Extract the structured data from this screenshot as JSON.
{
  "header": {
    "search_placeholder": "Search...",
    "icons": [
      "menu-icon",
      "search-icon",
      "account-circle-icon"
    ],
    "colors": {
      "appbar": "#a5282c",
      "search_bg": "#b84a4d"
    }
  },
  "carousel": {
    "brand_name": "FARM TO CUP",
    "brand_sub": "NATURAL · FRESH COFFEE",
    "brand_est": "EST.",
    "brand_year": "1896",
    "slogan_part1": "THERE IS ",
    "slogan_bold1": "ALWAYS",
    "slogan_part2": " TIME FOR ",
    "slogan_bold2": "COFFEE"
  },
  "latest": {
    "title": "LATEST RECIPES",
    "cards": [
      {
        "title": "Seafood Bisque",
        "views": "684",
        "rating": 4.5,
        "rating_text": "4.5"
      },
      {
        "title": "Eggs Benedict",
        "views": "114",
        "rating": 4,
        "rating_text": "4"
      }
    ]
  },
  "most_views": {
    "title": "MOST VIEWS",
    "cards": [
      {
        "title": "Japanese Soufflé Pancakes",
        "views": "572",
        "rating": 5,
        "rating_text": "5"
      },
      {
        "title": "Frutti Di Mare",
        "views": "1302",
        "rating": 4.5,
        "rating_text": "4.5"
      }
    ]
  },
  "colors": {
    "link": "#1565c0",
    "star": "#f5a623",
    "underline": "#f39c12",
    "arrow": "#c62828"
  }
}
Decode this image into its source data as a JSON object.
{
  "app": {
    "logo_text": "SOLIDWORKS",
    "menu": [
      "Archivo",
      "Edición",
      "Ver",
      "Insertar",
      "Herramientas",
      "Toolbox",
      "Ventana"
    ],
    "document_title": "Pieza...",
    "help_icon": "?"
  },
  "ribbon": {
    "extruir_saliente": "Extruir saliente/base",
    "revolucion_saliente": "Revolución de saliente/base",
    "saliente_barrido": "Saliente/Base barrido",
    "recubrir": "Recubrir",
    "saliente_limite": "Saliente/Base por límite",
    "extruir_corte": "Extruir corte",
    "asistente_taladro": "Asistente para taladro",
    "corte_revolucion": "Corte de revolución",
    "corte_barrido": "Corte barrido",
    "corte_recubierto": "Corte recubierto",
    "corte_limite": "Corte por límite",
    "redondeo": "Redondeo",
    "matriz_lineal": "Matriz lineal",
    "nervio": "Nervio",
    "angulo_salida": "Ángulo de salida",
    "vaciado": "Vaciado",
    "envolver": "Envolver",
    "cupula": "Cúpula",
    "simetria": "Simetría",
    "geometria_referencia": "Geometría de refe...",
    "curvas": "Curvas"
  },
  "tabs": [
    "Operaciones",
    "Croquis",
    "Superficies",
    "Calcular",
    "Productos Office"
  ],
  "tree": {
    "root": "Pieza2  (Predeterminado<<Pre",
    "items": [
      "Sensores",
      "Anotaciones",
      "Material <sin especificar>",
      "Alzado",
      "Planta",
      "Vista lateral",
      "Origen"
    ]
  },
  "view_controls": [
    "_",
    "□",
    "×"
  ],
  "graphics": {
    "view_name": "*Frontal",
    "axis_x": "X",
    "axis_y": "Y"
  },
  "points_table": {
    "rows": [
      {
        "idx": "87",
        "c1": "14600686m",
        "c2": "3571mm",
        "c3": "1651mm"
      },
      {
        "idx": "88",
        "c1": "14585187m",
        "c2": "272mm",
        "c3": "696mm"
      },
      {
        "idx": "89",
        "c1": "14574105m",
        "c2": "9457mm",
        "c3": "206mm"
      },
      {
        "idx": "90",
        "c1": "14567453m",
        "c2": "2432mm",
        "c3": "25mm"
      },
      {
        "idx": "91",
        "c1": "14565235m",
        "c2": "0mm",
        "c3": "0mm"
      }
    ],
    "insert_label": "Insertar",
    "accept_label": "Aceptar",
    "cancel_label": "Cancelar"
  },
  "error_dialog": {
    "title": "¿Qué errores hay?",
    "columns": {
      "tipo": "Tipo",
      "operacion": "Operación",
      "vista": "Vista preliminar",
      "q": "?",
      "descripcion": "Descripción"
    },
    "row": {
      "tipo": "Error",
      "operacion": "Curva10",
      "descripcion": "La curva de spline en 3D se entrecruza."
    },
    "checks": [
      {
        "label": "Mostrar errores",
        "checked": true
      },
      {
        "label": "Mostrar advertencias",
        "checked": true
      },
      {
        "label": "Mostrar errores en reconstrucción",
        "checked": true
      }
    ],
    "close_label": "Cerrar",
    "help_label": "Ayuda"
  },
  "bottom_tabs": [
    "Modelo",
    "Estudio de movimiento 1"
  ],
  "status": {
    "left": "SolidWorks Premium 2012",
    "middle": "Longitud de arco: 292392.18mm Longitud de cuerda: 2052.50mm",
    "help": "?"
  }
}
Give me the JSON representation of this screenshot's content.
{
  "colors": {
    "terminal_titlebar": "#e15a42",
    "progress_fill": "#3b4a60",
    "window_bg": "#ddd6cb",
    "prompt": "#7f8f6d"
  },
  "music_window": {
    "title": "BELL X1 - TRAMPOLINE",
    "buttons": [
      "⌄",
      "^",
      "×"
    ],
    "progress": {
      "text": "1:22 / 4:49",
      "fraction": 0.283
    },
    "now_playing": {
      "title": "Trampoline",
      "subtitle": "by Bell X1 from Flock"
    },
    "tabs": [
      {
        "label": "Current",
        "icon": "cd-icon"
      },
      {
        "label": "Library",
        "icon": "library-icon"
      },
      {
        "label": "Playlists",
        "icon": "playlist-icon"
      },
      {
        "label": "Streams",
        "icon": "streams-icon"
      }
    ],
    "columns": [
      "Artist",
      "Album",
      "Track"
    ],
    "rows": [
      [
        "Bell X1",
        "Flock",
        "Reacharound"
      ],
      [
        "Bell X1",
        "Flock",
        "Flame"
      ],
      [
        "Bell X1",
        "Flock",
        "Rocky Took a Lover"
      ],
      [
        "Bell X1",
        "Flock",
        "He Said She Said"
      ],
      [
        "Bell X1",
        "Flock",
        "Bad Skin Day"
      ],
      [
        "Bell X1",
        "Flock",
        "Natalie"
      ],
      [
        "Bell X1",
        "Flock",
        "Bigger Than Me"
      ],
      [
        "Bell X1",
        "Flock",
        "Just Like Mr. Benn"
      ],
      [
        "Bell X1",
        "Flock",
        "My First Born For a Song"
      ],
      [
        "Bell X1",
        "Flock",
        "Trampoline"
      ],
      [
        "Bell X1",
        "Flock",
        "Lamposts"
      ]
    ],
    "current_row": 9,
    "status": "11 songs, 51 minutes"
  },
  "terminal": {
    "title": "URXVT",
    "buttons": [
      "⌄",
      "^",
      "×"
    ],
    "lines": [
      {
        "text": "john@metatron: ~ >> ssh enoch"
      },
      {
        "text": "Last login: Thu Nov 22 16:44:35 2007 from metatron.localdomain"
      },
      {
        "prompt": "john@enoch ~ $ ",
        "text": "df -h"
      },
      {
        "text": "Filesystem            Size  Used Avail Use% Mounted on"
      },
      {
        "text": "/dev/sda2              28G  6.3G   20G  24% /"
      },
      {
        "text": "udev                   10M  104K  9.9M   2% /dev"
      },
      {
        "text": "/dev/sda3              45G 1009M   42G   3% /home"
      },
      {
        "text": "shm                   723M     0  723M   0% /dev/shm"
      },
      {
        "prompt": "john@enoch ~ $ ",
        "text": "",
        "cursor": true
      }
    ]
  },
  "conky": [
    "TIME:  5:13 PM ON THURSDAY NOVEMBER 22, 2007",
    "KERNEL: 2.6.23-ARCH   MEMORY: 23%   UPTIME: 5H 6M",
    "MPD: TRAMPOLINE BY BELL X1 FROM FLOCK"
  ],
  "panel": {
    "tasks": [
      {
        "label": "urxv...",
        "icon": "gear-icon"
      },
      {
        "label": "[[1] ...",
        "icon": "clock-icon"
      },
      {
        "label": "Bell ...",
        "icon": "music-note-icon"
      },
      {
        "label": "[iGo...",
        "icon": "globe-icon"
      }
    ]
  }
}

----

Stated goal: Pick out all lines containing the string "límite".

Result for this task:
    "saliente_limite": "Saliente/Base por límite",
    "corte_limite": "Corte por límite",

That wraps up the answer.